• _Exercise requirements_: Select from the records below every line that has the word "отек" in it.

☆ ☆ ☆ ☆ ☆ ☆ ☆

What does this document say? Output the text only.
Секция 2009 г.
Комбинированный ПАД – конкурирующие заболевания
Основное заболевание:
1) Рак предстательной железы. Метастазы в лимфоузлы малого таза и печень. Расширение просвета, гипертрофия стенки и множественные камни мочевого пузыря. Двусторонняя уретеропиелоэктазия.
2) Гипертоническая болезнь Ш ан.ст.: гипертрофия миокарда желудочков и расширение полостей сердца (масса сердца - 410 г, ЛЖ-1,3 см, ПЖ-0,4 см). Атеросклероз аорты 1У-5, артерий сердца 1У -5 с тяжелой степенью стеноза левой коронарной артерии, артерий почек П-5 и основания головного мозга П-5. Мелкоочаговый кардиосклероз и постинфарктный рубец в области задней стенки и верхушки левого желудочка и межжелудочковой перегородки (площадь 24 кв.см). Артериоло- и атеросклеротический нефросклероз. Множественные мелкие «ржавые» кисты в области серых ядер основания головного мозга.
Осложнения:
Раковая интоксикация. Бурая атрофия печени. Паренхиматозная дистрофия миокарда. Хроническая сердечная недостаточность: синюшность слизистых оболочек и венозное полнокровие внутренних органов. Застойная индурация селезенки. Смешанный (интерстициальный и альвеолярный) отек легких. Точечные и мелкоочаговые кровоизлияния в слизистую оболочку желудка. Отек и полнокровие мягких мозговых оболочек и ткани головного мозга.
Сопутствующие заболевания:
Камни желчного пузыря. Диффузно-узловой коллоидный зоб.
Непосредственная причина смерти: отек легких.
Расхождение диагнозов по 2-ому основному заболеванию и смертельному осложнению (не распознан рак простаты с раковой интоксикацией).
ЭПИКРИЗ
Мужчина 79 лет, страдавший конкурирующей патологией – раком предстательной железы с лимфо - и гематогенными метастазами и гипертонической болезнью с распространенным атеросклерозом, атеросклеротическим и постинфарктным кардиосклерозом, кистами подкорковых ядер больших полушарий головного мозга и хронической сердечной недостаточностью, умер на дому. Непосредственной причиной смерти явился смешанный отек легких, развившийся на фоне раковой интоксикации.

☆ ☆ ☆ ☆ ☆ ☆ ☆

• _Solution to this problem_:
Раковая интоксикация. Бурая атрофия печени. Паренхиматозная дистрофия миокарда. Хроническая сердечная недостаточность: синюшность слизистых оболочек и венозное полнокровие внутренних органов. Застойная индурация селезенки. Смешанный (интерстициальный и альвеолярный) отек легких. Точечные и мелкоочаговые кровоизлияния в слизистую оболочку желудка. Отек и полнокровие мягких мозговых оболочек и ткани головного мозга.
Непосредственная причина смерти: отек легких.
Мужчина 79 лет, страдавший конкурирующей патологией – раком предстательной железы с лимфо - и гематогенными метастазами и гипертонической болезнью с распространенным атеросклерозом, атеросклеротическим и постинфарктным кардиосклерозом, кистами подкорковых ядер больших полушарий головного мозга и хронической сердечной недостаточностью, умер на дому. Непосредственной причиной смерти явился смешанный отек легких, развившийся на фоне раковой интоксикации.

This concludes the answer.